EXCERPT TO READ:

━━━━━━━━━━━━━━━━━━━━

# Elgin



## fatgene (Jun 5, 2011)

Hello,
I'm new to the Cabe and was recently given an Elgin cruiser as a gift. I'm trying to get an idea of the year and estimated value but I can't find a serial number anywhere on the frame. Unless they put them in the headset or crank case. Since I'm new to this world, I would really appreciate anyone's help. I've put a few pix in my album.
Thanks in advance
Fatgene


----------



## irene_crystal (Jun 5, 2011)

Cool Bike! Definately has been repainted custom but still looks nice. I would guess 1937-1942 but someone will probably be able to narrow it down better later. Not sure on value, It looks like you have it for sale for $300 on craigslist? I'm sure it is worth that at least to someone on here.


----------



## slick (Jun 5, 2011)

I'd say your craigslist price is very fair. The serial number should be under the crank housing I believe.


----------



## robertc (Jun 6, 2011)

Welcome to the cabe. With out a doubt pre-war. Looks to be a professional restore.


----------



## z-bikes (Jun 6, 2011)

All Elgins are prewar sice Sears switched to the J.C. Higgins name after the war. The year isn't as big of a deal as condition. It appears your bike has a nice custom paint job. If you could take a few more detail pictures of the rims, hubs and seat it would help potential buyers. Try to take the pictures with a plain background like a white garage door and not in the sun as you get too many reflections.


----------



## balboa732 (Jun 6, 2011)

I'd say it's a 1941


----------



## fatgene (Jun 6, 2011)

Thanks you guys! Really appreciate the advice.


----------



## Robertriley (Jun 25, 2011)

I saw that on Craigslist a while ago and a friend called but was the second called and missed it.  I would of payed at least $500 or 600.  Is it still for sale?


----------



## RMS37 (Jun 25, 2011)

The bike was built for Sears by Murray. The curved seat tube marks the bike as a 1941 model although it is possible it was physically produced between late 1940 and early 1942. If it was a 1942 model it would not be equipped with a tank. Also, technically the Elgin name was used by Sears for a short time after the end of the war, in late 1945 and early 1946, before the branding was changed to J.C. Higgins. This is not a post-war Elgin though because they used a completely different frame design,


----------

━━━━━━━━━━━━━━━━━━━━

SUPPLIED RECORDS:
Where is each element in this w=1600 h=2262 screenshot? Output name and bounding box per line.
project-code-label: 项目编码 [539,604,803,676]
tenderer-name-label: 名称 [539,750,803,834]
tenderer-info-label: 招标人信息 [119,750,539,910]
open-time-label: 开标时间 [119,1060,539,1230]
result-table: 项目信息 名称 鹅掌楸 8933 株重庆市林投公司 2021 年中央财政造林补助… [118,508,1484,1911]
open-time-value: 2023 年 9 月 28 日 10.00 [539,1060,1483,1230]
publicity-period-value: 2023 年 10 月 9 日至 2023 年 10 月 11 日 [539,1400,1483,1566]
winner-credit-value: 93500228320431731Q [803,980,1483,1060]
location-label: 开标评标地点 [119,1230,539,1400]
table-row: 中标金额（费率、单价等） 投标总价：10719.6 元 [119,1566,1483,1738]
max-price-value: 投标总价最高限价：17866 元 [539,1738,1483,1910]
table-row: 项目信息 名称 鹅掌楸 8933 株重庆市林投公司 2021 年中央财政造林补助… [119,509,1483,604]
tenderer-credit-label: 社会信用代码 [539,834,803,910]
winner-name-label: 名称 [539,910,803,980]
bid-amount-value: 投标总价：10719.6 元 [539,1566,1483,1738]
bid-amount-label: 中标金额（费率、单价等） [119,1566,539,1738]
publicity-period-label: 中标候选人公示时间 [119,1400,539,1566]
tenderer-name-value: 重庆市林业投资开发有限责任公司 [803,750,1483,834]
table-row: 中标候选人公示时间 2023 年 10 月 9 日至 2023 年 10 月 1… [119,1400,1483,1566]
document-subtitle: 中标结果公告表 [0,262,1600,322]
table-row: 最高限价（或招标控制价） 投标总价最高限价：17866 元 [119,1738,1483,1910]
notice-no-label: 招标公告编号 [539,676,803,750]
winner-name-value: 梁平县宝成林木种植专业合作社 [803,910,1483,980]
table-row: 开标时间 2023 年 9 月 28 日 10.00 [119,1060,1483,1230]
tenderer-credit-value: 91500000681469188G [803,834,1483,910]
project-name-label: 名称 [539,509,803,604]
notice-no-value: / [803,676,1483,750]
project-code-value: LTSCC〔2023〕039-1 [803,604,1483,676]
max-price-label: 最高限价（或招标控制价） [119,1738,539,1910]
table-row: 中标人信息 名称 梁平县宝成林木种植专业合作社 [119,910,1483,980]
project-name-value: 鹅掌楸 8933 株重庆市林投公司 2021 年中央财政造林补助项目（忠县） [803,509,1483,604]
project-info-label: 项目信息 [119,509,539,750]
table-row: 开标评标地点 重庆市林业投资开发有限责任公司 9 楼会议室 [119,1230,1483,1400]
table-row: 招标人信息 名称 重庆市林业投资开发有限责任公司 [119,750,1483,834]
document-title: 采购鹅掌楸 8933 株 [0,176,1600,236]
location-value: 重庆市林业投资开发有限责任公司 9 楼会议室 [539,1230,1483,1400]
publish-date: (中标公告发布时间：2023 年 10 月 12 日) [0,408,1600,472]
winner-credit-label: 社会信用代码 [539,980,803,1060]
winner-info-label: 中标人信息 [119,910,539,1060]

━━━━━━━━━━━━━━━━━━━━

EXERCISE A:
Do these statements agree with the Elgin bicycle thread? Answer yes or no for each, and quote the words from the thread that decide it. (i) One reply suggests that the serial number is under the crank housing. (ii) A 1942 model of the bike would come with a tank. (iii) Murray built the bike for Sears.
EXERCISE B:
Could you convert part of the records to a JSON list of strings with one string per line, starting at the first line of the records and ending with the line that contains "table-row: 项目信息 名称"? Include both of those lines and leave out any blank lines.

PROBLEM SOLUTION A:
(i) Yes: "The serial number should be under the crank housing I believe."
(ii) No: "If it was a 1942 model it would not be equipped with a tank."
(iii) Yes: "The bike was built for Sears by Murray."

PROBLEM SOLUTION B:
[
  "Where is each element in this w=1600 h=2262 screenshot? Output name and bounding box per line.",
  "project-code-label: 项目编码 [539,604,803,676]",
  "tenderer-name-label: 名称 [539,750,803,834]",
  "tenderer-info-label: 招标人信息 [119,750,539,910]",
  "open-time-label: 开标时间 [119,1060,539,1230]",
  "result-table: 项目信息 名称 鹅掌楸 8933 株重庆市林投公司 2021 年中央财政造林补助… [118,508,1484,1911]",
  "open-time-value: 2023 年 9 月 28 日 10.00 [539,1060,1483,1230]",
  "publicity-period-value: 2023 年 10 月 9 日至 2023 年 10 月 11 日 [539,1400,1483,1566]",
  "winner-credit-value: 93500228320431731Q [803,980,1483,1060]",
  "location-label: 开标评标地点 [119,1230,539,1400]",
  "table-row: 中标金额（费率、单价等） 投标总价：10719.6 元 [119,1566,1483,1738]",
  "max-price-value: 投标总价最高限价：17866 元 [539,1738,1483,1910]",
  "table-row: 项目信息 名称 鹅掌楸 8933 株重庆市林投公司 2021 年中央财政造林补助… [119,509,1483,604]"
]